(Stored data)
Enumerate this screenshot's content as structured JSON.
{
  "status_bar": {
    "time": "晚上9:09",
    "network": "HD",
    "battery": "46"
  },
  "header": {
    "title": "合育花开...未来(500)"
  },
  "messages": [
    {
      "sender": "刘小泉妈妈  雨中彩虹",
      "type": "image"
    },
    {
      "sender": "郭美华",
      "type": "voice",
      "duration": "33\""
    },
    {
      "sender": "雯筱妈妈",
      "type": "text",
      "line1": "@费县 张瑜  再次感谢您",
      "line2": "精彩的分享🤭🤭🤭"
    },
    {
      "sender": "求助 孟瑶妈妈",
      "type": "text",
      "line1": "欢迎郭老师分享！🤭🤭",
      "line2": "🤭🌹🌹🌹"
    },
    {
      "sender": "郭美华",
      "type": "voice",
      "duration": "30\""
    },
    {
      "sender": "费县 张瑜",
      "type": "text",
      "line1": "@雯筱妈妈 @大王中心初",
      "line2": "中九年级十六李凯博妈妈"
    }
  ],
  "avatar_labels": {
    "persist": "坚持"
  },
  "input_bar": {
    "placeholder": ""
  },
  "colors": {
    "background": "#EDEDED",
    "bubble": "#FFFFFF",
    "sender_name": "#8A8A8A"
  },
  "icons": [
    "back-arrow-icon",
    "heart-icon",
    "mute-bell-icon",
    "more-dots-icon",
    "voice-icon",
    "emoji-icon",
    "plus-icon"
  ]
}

## Problem to work on
Retype all of the data shown above, word for word.

## Response to the task
Enumerate this screenshot's content as structured JSON.
{
  "status_bar": {
    "time": "晚上9:09",
    "network": "HD",
    "battery": "46"
  },
  "header": {
    "title": "合育花开...未来(500)"
  },
  "messages": [
    {
      "sender": "刘小泉妈妈  雨中彩虹",
      "type": "image"
    },
    {
      "sender": "郭美华",
      "type": "voice",
      "duration": "33\""
    },
    {
      "sender": "雯筱妈妈",
      "type": "text",
      "line1": "@费县 张瑜  再次感谢您",
      "line2": "精彩的分享🤭🤭🤭"
    },
    {
      "sender": "求助 孟瑶妈妈",
      "type": "text",
      "line1": "欢迎郭老师分享！🤭🤭",
      "line2": "🤭🌹🌹🌹"
    },
    {
      "sender": "郭美华",
      "type": "voice",
      "duration": "30\""
    },
    {
      "sender": "费县 张瑜",
      "type": "text",
      "line1": "@雯筱妈妈 @大王中心初",
      "line2": "中九年级十六李凯博妈妈"
    }
  ],
  "avatar_labels": {
    "persist": "坚持"
  },
  "input_bar": {
    "placeholder": ""
  },
  "colors": {
    "background": "#EDEDED",
    "bubble": "#FFFFFF",
    "sender_name": "#8A8A8A"
  },
  "icons": [
    "back-arrow-icon",
    "heart-icon",
    "mute-bell-icon",
    "more-dots-icon",
    "voice-icon",
    "emoji-icon",
    "plus-icon"
  ]
}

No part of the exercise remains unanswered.